**Data entries**
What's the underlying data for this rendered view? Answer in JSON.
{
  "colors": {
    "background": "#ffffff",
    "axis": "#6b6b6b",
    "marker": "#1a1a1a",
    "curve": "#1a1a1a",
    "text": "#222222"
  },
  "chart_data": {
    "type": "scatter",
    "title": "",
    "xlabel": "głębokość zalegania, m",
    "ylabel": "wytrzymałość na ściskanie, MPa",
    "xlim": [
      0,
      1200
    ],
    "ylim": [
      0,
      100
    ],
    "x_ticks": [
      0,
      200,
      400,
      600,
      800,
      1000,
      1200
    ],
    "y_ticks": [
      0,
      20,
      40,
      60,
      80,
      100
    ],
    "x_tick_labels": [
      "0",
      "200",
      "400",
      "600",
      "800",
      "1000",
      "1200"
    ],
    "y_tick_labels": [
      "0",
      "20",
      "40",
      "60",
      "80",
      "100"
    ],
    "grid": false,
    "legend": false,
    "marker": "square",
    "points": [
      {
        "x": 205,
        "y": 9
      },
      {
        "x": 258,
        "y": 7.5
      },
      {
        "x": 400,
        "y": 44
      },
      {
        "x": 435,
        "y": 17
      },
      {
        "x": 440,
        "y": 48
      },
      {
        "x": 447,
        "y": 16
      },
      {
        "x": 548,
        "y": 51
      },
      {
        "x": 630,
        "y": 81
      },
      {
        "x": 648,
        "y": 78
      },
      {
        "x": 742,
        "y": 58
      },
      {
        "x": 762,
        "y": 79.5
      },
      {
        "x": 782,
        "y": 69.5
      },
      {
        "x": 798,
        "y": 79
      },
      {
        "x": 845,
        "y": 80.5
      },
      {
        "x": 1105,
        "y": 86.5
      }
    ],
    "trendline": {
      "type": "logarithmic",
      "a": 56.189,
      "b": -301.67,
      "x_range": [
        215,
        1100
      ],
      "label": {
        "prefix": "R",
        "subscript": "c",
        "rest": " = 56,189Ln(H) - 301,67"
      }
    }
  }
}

**Given task**
Each entry above is to be quoted exactly.

**Answer for this exercise**
What's the underlying data for this rendered view? Answer in JSON.
{
  "colors": {
    "background": "#ffffff",
    "axis": "#6b6b6b",
    "marker": "#1a1a1a",
    "curve": "#1a1a1a",
    "text": "#222222"
  },
  "chart_data": {
    "type": "scatter",
    "title": "",
    "xlabel": "głębokość zalegania, m",
    "ylabel": "wytrzymałość na ściskanie, MPa",
    "xlim": [
      0,
      1200
    ],
    "ylim": [
      0,
      100
    ],
    "x_ticks": [
      0,
      200,
      400,
      600,
      800,
      1000,
      1200
    ],
    "y_ticks": [
      0,
      20,
      40,
      60,
      80,
      100
    ],
    "x_tick_labels": [
      "0",
      "200",
      "400",
      "600",
      "800",
      "1000",
      "1200"
    ],
    "y_tick_labels": [
      "0",
      "20",
      "40",
      "60",
      "80",
      "100"
    ],
    "grid": false,
    "legend": false,
    "marker": "square",
    "points": [
      {
        "x": 205,
        "y": 9
      },
      {
        "x": 258,
        "y": 7.5
      },
      {
        "x": 400,
        "y": 44
      },
      {
        "x": 435,
        "y": 17
      },
      {
        "x": 440,
        "y": 48
      },
      {
        "x": 447,
        "y": 16
      },
      {
        "x": 548,
        "y": 51
      },
      {
        "x": 630,
        "y": 81
      },
      {
        "x": 648,
        "y": 78
      },
      {
        "x": 742,
        "y": 58
      },
      {
        "x": 762,
        "y": 79.5
      },
      {
        "x": 782,
        "y": 69.5
      },
      {
        "x": 798,
        "y": 79
      },
      {
        "x": 845,
        "y": 80.5
      },
      {
        "x": 1105,
        "y": 86.5
      }
    ],
    "trendline": {
      "type": "logarithmic",
      "a": 56.189,
      "b": -301.67,
      "x_range": [
        215,
        1100
      ],
      "label": {
        "prefix": "R",
        "subscript": "c",
        "rest": " = 56,189Ln(H) - 301,67"
      }
    }
  }
}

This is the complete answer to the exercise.